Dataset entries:
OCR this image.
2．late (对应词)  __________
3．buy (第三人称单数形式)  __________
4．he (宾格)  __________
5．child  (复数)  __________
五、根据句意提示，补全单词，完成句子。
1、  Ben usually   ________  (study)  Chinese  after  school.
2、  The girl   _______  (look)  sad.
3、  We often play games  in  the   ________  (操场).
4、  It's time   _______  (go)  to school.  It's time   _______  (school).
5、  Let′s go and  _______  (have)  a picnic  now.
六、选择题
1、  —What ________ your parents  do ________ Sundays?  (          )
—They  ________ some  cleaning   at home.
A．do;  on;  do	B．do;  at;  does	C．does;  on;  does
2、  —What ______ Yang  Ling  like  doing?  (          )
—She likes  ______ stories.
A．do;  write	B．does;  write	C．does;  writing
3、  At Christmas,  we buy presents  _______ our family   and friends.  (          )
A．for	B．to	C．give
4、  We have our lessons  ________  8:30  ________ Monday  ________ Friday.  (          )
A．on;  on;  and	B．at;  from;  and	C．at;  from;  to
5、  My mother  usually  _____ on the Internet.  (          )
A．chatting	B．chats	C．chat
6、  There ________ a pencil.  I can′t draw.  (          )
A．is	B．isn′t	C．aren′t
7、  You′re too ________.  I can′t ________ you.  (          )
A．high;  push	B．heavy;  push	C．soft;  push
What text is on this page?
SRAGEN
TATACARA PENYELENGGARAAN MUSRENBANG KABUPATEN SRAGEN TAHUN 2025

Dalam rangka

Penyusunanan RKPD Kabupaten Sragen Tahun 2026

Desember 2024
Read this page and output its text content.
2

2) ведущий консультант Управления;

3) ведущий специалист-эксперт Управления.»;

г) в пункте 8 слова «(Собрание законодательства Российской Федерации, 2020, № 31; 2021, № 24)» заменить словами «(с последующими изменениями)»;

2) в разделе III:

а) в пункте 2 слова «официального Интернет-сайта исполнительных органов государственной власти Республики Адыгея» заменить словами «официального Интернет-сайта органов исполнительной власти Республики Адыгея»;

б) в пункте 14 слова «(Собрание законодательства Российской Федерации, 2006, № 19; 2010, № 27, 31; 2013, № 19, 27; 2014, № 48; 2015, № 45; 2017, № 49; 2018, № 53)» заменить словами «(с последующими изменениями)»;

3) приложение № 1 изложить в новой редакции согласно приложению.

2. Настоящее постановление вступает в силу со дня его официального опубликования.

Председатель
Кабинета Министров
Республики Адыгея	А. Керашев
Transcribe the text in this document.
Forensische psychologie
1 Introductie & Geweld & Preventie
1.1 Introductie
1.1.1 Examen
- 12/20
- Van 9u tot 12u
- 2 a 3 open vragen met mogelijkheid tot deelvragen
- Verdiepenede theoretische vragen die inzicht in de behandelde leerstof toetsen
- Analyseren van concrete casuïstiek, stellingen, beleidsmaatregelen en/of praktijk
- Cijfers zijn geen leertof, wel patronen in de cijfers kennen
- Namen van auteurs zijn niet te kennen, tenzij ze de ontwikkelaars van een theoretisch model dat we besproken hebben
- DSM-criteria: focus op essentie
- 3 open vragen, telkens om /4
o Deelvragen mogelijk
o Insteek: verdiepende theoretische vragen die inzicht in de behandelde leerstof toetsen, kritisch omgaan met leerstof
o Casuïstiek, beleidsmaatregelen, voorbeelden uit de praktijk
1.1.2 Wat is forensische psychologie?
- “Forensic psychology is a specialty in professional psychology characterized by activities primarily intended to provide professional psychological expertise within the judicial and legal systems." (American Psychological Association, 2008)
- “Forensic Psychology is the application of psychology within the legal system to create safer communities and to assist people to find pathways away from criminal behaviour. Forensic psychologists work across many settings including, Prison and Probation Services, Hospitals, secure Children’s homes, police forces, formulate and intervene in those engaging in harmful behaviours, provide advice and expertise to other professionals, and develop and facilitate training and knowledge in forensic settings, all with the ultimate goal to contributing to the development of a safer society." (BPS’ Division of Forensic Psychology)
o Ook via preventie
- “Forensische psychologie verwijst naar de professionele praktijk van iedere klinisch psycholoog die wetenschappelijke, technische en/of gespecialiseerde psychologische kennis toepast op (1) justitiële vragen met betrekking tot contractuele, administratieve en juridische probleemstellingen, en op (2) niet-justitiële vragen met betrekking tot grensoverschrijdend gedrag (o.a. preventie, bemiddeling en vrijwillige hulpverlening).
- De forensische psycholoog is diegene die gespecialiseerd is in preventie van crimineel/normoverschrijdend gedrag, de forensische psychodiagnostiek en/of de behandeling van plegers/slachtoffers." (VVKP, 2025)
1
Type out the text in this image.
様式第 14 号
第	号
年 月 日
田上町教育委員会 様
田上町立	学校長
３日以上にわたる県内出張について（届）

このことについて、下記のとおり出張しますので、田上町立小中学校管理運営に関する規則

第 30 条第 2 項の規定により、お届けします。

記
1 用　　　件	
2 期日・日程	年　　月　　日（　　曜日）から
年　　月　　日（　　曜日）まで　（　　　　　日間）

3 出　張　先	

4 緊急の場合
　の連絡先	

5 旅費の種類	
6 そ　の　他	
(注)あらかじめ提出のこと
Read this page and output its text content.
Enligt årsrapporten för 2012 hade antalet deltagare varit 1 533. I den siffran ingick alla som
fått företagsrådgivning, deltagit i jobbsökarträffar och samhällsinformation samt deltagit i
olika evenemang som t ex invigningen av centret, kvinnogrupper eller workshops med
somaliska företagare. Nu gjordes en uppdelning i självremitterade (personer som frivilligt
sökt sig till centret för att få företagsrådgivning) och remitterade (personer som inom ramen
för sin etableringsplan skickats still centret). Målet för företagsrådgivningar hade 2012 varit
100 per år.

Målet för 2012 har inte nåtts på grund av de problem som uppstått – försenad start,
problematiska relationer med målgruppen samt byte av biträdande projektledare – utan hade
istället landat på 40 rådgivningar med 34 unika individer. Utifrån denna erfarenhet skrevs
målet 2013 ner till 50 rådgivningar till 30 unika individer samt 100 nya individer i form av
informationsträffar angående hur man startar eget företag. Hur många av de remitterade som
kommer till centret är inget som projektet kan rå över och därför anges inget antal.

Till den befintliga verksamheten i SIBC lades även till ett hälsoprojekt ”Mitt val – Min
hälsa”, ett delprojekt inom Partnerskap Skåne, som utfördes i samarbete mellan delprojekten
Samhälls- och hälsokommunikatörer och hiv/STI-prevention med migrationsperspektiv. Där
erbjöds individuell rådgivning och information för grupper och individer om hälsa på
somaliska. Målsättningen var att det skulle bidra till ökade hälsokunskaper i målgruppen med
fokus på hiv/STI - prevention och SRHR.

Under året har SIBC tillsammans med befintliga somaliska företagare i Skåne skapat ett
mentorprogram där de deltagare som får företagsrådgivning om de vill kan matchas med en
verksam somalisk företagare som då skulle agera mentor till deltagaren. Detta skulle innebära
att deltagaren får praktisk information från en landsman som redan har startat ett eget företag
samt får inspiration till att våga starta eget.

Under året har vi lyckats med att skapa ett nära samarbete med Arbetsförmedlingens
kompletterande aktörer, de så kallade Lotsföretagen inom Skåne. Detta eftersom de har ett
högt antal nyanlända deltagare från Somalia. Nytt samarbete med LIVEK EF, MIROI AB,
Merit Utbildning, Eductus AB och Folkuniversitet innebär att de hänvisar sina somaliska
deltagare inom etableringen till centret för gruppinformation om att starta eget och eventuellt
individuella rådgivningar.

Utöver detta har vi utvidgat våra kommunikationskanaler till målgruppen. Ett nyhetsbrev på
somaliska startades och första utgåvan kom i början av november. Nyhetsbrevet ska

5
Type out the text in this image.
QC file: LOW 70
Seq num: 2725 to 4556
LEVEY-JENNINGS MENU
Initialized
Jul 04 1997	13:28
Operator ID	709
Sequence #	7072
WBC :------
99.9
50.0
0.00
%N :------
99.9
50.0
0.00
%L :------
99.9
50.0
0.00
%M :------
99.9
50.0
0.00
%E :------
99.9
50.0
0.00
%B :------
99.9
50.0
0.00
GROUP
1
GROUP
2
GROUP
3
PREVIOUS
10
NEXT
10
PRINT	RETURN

Instruction:
Go through the listing above and locate each line that holds the word "beleidsmaatregelen". Copy those lines.

Result of the exercise:
- Analyseren van concrete casuïstiek, stellingen, beleidsmaatregelen en/of praktijk
o Casuïstiek, beleidsmaatregelen, voorbeelden uit de praktijk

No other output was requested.